Figure contents as structured data:

<<<<

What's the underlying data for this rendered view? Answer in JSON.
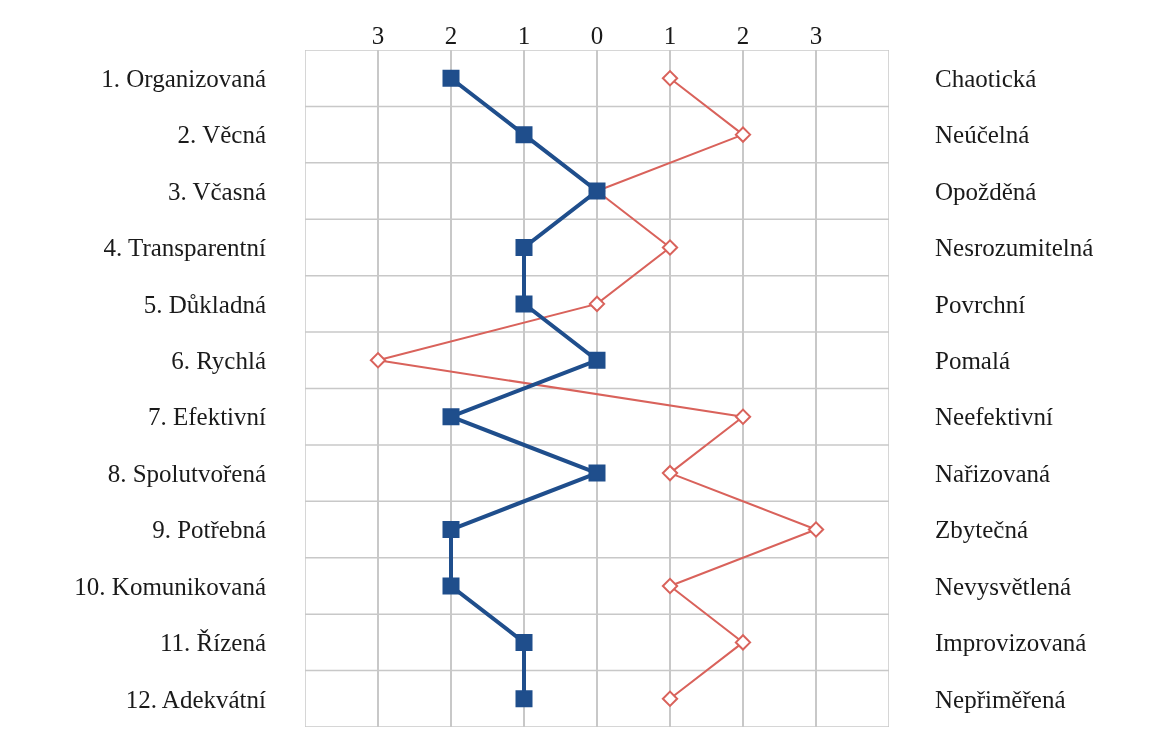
{
  "chart_data": {
    "type": "line",
    "orientation": "horizontal",
    "categories": [
      "1. Organizovaná",
      "2. Věcná",
      "3. Včasná",
      "4. Transparentní",
      "5. Důkladná",
      "6. Rychlá",
      "7. Efektivní",
      "8. Spolutvořená",
      "9. Potřebná",
      "10. Komunikovaná",
      "11. Řízená",
      "12. Adekvátní"
    ],
    "y2_categories": [
      "Chaotická",
      "Neúčelná",
      "Opožděná",
      "Nesrozumitelná",
      "Povrchní",
      "Pomalá",
      "Neefektivní",
      "Nařizovaná",
      "Zbytečná",
      "Nevysvětlená",
      "Improvizovaná",
      "Nepřiměřená"
    ],
    "xlim": [
      -4,
      4
    ],
    "xticks": [
      {
        "value": -4,
        "label": null
      },
      {
        "value": -3,
        "label": "3"
      },
      {
        "value": -2,
        "label": "2"
      },
      {
        "value": -1,
        "label": "1"
      },
      0,
      1,
      2,
      3,
      {
        "value": 4,
        "label": null
      }
    ],
    "grid": true,
    "series": [
      {
        "color": "#1f4e8c",
        "marker": "square",
        "values": [
          -2,
          -1,
          0,
          -1,
          -1,
          0,
          -2,
          0,
          -2,
          -2,
          -1,
          -1
        ]
      },
      {
        "color": "#d9625b",
        "marker": "diamond",
        "values": [
          1,
          2,
          0,
          1,
          0,
          -3,
          2,
          1,
          3,
          1,
          2,
          1
        ]
      }
    ]
  }
}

>>>>

**EXERCISE DIRECTIONS**. Restate each entry word for word, leaving out any pictures.

**ANSWER TO THIS PROBLEM**.
What's the underlying data for this rendered view? Answer in JSON.
{
  "chart_data": {
    "type": "line",
    "orientation": "horizontal",
    "categories": [
      "1. Organizovaná",
      "2. Věcná",
      "3. Včasná",
      "4. Transparentní",
      "5. Důkladná",
      "6. Rychlá",
      "7. Efektivní",
      "8. Spolutvořená",
      "9. Potřebná",
      "10. Komunikovaná",
      "11. Řízená",
      "12. Adekvátní"
    ],
    "y2_categories": [
      "Chaotická",
      "Neúčelná",
      "Opožděná",
      "Nesrozumitelná",
      "Povrchní",
      "Pomalá",
      "Neefektivní",
      "Nařizovaná",
      "Zbytečná",
      "Nevysvětlená",
      "Improvizovaná",
      "Nepřiměřená"
    ],
    "xlim": [
      -4,
      4
    ],
    "xticks": [
      {
        "value": -4,
        "label": null
      },
      {
        "value": -3,
        "label": "3"
      },
      {
        "value": -2,
        "label": "2"
      },
      {
        "value": -1,
        "label": "1"
      },
      0,
      1,
      2,
      3,
      {
        "value": 4,
        "label": null
      }
    ],
    "grid": true,
    "series": [
      {
        "color": "#1f4e8c",
        "marker": "square",
        "values": [
          -2,
          -1,
          0,
          -1,
          -1,
          0,
          -2,
          0,
          -2,
          -2,
          -1,
          -1
        ]
      },
      {
        "color": "#d9625b",
        "marker": "diamond",
        "values": [
          1,
          2,
          0,
          1,
          0,
          -3,
          2,
          1,
          3,
          1,
          2,
          1
        ]
      }
    ]
  }
}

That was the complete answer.